[BEGIN Task material]

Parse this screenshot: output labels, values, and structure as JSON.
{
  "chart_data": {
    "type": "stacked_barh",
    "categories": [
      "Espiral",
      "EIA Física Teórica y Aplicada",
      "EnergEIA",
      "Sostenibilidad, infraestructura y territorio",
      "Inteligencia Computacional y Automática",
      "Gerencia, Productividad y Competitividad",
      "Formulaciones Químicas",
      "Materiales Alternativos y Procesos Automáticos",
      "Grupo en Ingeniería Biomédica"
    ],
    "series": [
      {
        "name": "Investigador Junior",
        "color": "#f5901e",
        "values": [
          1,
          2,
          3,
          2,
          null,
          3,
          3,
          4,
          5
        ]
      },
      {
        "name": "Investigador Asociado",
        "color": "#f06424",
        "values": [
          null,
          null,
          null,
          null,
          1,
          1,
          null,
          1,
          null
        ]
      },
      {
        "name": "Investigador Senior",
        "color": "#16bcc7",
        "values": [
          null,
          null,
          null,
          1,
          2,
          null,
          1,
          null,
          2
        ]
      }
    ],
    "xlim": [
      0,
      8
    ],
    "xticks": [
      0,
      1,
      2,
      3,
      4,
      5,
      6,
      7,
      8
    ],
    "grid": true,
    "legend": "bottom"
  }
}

[END Task material]

> _Task_
Write every entry out again exactly.

> _Task answer_
Parse this screenshot: output labels, values, and structure as JSON.
{
  "chart_data": {
    "type": "stacked_barh",
    "categories": [
      "Espiral",
      "EIA Física Teórica y Aplicada",
      "EnergEIA",
      "Sostenibilidad, infraestructura y territorio",
      "Inteligencia Computacional y Automática",
      "Gerencia, Productividad y Competitividad",
      "Formulaciones Químicas",
      "Materiales Alternativos y Procesos Automáticos",
      "Grupo en Ingeniería Biomédica"
    ],
    "series": [
      {
        "name": "Investigador Junior",
        "color": "#f5901e",
        "values": [
          1,
          2,
          3,
          2,
          null,
          3,
          3,
          4,
          5
        ]
      },
      {
        "name": "Investigador Asociado",
        "color": "#f06424",
        "values": [
          null,
          null,
          null,
          null,
          1,
          1,
          null,
          1,
          null
        ]
      },
      {
        "name": "Investigador Senior",
        "color": "#16bcc7",
        "values": [
          null,
          null,
          null,
          1,
          2,
          null,
          1,
          null,
          2
        ]
      }
    ],
    "xlim": [
      0,
      8
    ],
    "xticks": [
      0,
      1,
      2,
      3,
      4,
      5,
      6,
      7,
      8
    ],
    "grid": true,
    "legend": "bottom"
  }
}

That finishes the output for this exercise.